DATA EXCERPTS.
--------

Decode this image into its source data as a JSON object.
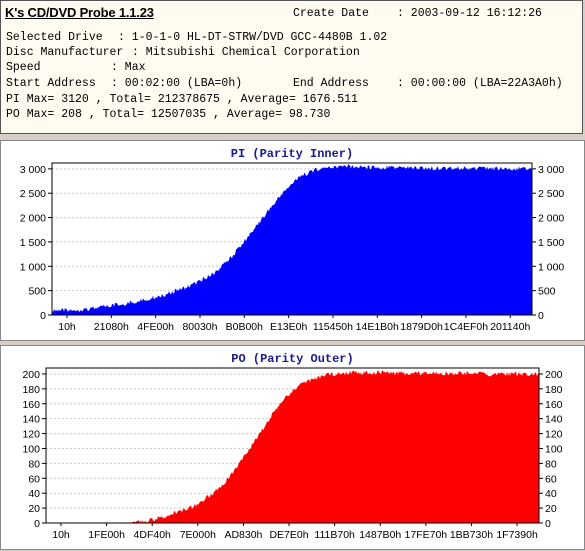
{
  "header": {
    "app_title": "K's CD/DVD Probe 1.1.23",
    "create_date_label": "Create Date",
    "create_date_value": ": 2003-09-12 16:12:26",
    "selected_drive_label": "Selected Drive",
    "selected_drive_value": ": 1-0-1-0 HL-DT-STRW/DVD GCC-4480B 1.02",
    "disc_manufacturer_label": "Disc Manufacturer",
    "disc_manufacturer_value": ": Mitsubishi Chemical Corporation",
    "speed_label": "Speed",
    "speed_value": ": Max",
    "start_address_label": "Start Address",
    "start_address_value": ": 00:02:00 (LBA=0h)",
    "end_address_label": "End Address",
    "end_address_value": ": 00:00:00 (LBA=22A3A0h)",
    "pi_summary": "PI Max= 3120 , Total= 212378675 , Average= 1676.511",
    "po_summary": "PO Max= 208 , Total= 12507035 , Average= 98.730"
  },
  "chart_data": [
    {
      "type": "area",
      "title": "PI (Parity Inner)",
      "color": "#0000ff",
      "ylim": [
        0,
        3120
      ],
      "y_ticks": [
        0,
        500,
        1000,
        1500,
        2000,
        2500,
        3000
      ],
      "y_tick_labels": [
        "0",
        "500",
        "1 000",
        "1 500",
        "2 000",
        "2 500",
        "3 000"
      ],
      "x_tick_labels": [
        "10h",
        "21080h",
        "4FE00h",
        "80030h",
        "B0B00h",
        "E13E0h",
        "115450h",
        "14E1B0h",
        "1879D0h",
        "1C4EF0h",
        "201140h"
      ],
      "grid": true,
      "x": [
        0,
        2,
        4,
        6,
        8,
        10,
        12,
        14,
        16,
        18,
        20,
        22,
        24,
        26,
        28,
        30,
        32,
        34,
        36,
        38,
        40,
        42,
        44,
        46,
        48,
        50,
        52,
        54,
        56,
        58,
        60,
        62,
        64,
        66,
        68,
        70,
        72,
        74,
        76,
        78,
        80,
        82,
        84,
        86,
        88,
        90,
        92,
        94,
        96,
        98,
        100
      ],
      "values": [
        130,
        140,
        150,
        160,
        180,
        200,
        230,
        260,
        290,
        330,
        380,
        430,
        480,
        550,
        620,
        700,
        800,
        920,
        1100,
        1300,
        1550,
        1800,
        2050,
        2300,
        2550,
        2750,
        2900,
        3000,
        3050,
        3080,
        3090,
        3090,
        3080,
        3080,
        3070,
        3070,
        3070,
        3070,
        3060,
        3060,
        3060,
        3060,
        3060,
        3060,
        3060,
        3050,
        3050,
        3050,
        3050,
        3050,
        3050
      ]
    },
    {
      "type": "area",
      "title": "PO (Parity Outer)",
      "color": "#ff0000",
      "ylim": [
        0,
        208
      ],
      "y_ticks": [
        0,
        20,
        40,
        60,
        80,
        100,
        120,
        140,
        160,
        180,
        200
      ],
      "y_tick_labels": [
        "0",
        "20",
        "40",
        "60",
        "80",
        "100",
        "120",
        "140",
        "160",
        "180",
        "200"
      ],
      "x_tick_labels": [
        "10h",
        "1FE00h",
        "4DF40h",
        "7E000h",
        "AD830h",
        "DE7E0h",
        "111B70h",
        "1487B0h",
        "17FE70h",
        "1BB730h",
        "1F7390h"
      ],
      "grid": true,
      "x": [
        0,
        2,
        4,
        6,
        8,
        10,
        12,
        14,
        16,
        18,
        20,
        22,
        24,
        26,
        28,
        30,
        32,
        34,
        36,
        38,
        40,
        42,
        44,
        46,
        48,
        50,
        52,
        54,
        56,
        58,
        60,
        62,
        64,
        66,
        68,
        70,
        72,
        74,
        76,
        78,
        80,
        82,
        84,
        86,
        88,
        90,
        92,
        94,
        96,
        98,
        100
      ],
      "values": [
        0,
        0,
        0,
        0,
        0,
        1,
        1,
        1,
        2,
        3,
        5,
        8,
        12,
        16,
        20,
        26,
        34,
        44,
        56,
        72,
        90,
        110,
        130,
        150,
        168,
        180,
        190,
        196,
        200,
        203,
        204,
        205,
        205,
        205,
        205,
        204,
        204,
        204,
        204,
        204,
        204,
        204,
        204,
        204,
        204,
        203,
        203,
        203,
        203,
        203,
        203
      ]
    }
  ]
}
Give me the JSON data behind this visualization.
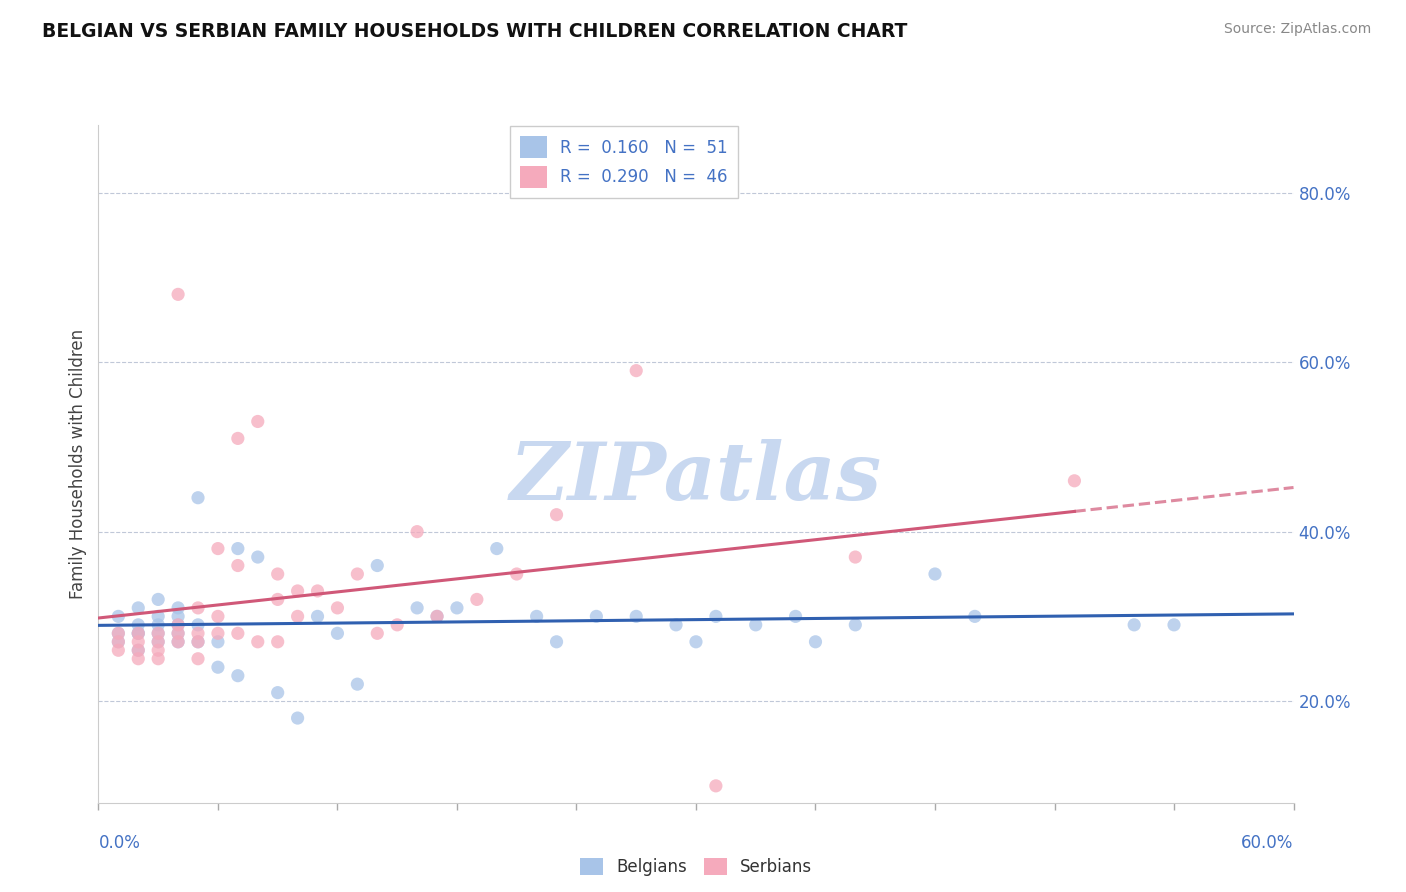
{
  "title": "BELGIAN VS SERBIAN FAMILY HOUSEHOLDS WITH CHILDREN CORRELATION CHART",
  "source": "Source: ZipAtlas.com",
  "ylabel": "Family Households with Children",
  "xlim": [
    0.0,
    0.6
  ],
  "ylim": [
    0.08,
    0.88
  ],
  "yticks": [
    0.2,
    0.4,
    0.6,
    0.8
  ],
  "ytick_labels": [
    "20.0%",
    "40.0%",
    "60.0%",
    "80.0%"
  ],
  "belgian_color": "#a8c4e8",
  "serbian_color": "#f5aabc",
  "belgian_line_color": "#3060b0",
  "serbian_line_color": "#d05878",
  "watermark": "ZIPatlas",
  "watermark_color": "#c8d8f0",
  "legend_label_belgian": "R =  0.160   N =  51",
  "legend_label_serbian": "R =  0.290   N =  46",
  "belgians_x": [
    0.01,
    0.01,
    0.01,
    0.02,
    0.02,
    0.02,
    0.02,
    0.02,
    0.03,
    0.03,
    0.03,
    0.03,
    0.03,
    0.04,
    0.04,
    0.04,
    0.04,
    0.04,
    0.05,
    0.05,
    0.05,
    0.06,
    0.06,
    0.07,
    0.07,
    0.08,
    0.09,
    0.1,
    0.11,
    0.12,
    0.13,
    0.14,
    0.16,
    0.17,
    0.18,
    0.2,
    0.22,
    0.23,
    0.25,
    0.27,
    0.29,
    0.3,
    0.31,
    0.33,
    0.35,
    0.36,
    0.38,
    0.42,
    0.44,
    0.52,
    0.54
  ],
  "belgians_y": [
    0.28,
    0.3,
    0.27,
    0.28,
    0.29,
    0.31,
    0.26,
    0.28,
    0.27,
    0.29,
    0.3,
    0.28,
    0.32,
    0.27,
    0.29,
    0.28,
    0.31,
    0.3,
    0.27,
    0.29,
    0.44,
    0.24,
    0.27,
    0.23,
    0.38,
    0.37,
    0.21,
    0.18,
    0.3,
    0.28,
    0.22,
    0.36,
    0.31,
    0.3,
    0.31,
    0.38,
    0.3,
    0.27,
    0.3,
    0.3,
    0.29,
    0.27,
    0.3,
    0.29,
    0.3,
    0.27,
    0.29,
    0.35,
    0.3,
    0.29,
    0.29
  ],
  "serbians_x": [
    0.01,
    0.01,
    0.01,
    0.02,
    0.02,
    0.02,
    0.02,
    0.03,
    0.03,
    0.03,
    0.03,
    0.04,
    0.04,
    0.04,
    0.04,
    0.05,
    0.05,
    0.05,
    0.05,
    0.06,
    0.06,
    0.06,
    0.07,
    0.07,
    0.07,
    0.08,
    0.08,
    0.09,
    0.09,
    0.09,
    0.1,
    0.1,
    0.11,
    0.12,
    0.13,
    0.14,
    0.15,
    0.16,
    0.17,
    0.19,
    0.21,
    0.23,
    0.27,
    0.31,
    0.38,
    0.49
  ],
  "serbians_y": [
    0.28,
    0.27,
    0.26,
    0.28,
    0.26,
    0.27,
    0.25,
    0.27,
    0.28,
    0.26,
    0.25,
    0.29,
    0.68,
    0.28,
    0.27,
    0.27,
    0.31,
    0.28,
    0.25,
    0.38,
    0.28,
    0.3,
    0.51,
    0.28,
    0.36,
    0.53,
    0.27,
    0.35,
    0.32,
    0.27,
    0.3,
    0.33,
    0.33,
    0.31,
    0.35,
    0.28,
    0.29,
    0.4,
    0.3,
    0.32,
    0.35,
    0.42,
    0.59,
    0.1,
    0.37,
    0.46
  ]
}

--------

WORK REQUIRED. Select the lines from the entries that include the word "JSON".

FINISHED EXERCISE.
Decode this image into its source data as a JSON object.
Give me the JSON data behind this visualization.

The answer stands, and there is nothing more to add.